GIVEN DATA:
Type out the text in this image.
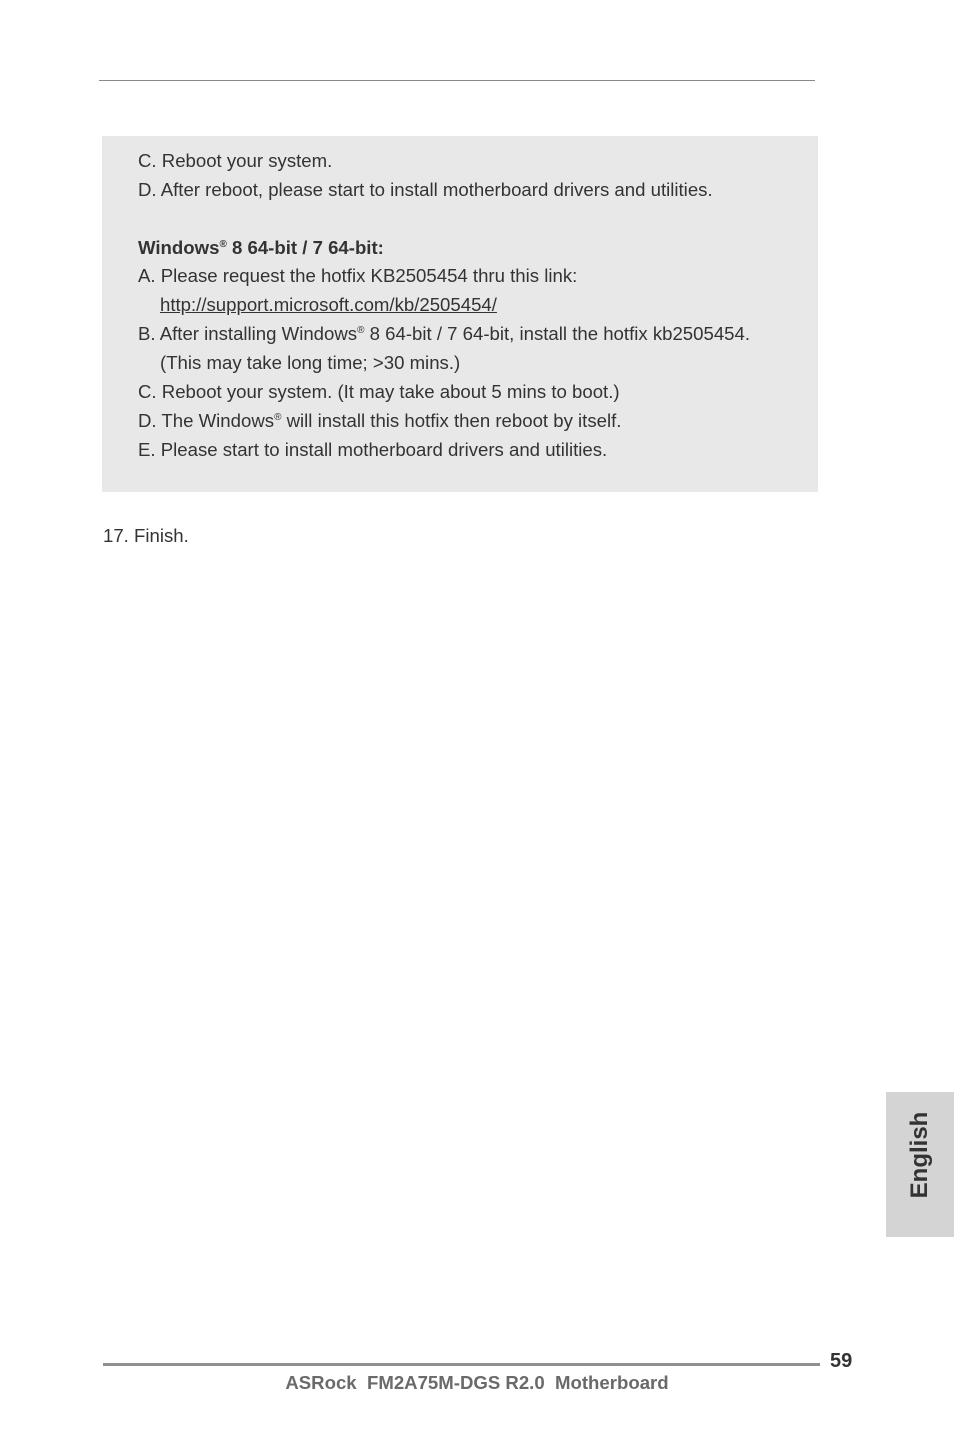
C. Reboot your system.
D. After reboot, please start to install motherboard drivers and utilities.
Windows® 8 64-bit / 7 64-bit:
A. Please request the hotfix KB2505454 thru this link:
http://support.microsoft.com/kb/2505454/
B. After installing Windows® 8 64-bit / 7 64-bit, install the hotfix kb2505454.
(This may take long time; >30 mins.)
C. Reboot your system. (It may take about 5 mins to boot.)
D. The Windows® will install this hotfix then reboot by itself.
E. Please start to install motherboard drivers and utilities.
17. Finish.
English
59
ASRock  FM2A75M-DGS R2.0  Motherboard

GOAL: Each line above is to be copied verbatim. Drop any image from the copy.

WRITTEN ANSWER:
Type out the text in this image.
C. Reboot your system.
D. After reboot, please start to install motherboard drivers and utilities.
Windows® 8 64-bit / 7 64-bit:
A. Please request the hotfix KB2505454 thru this link:
http://support.microsoft.com/kb/2505454/
B. After installing Windows® 8 64-bit / 7 64-bit, install the hotfix kb2505454.
(This may take long time; >30 mins.)
C. Reboot your system. (It may take about 5 mins to boot.)
D. The Windows® will install this hotfix then reboot by itself.
E. Please start to install motherboard drivers and utilities.
17. Finish.
English
59
ASRock  FM2A75M-DGS R2.0  Motherboard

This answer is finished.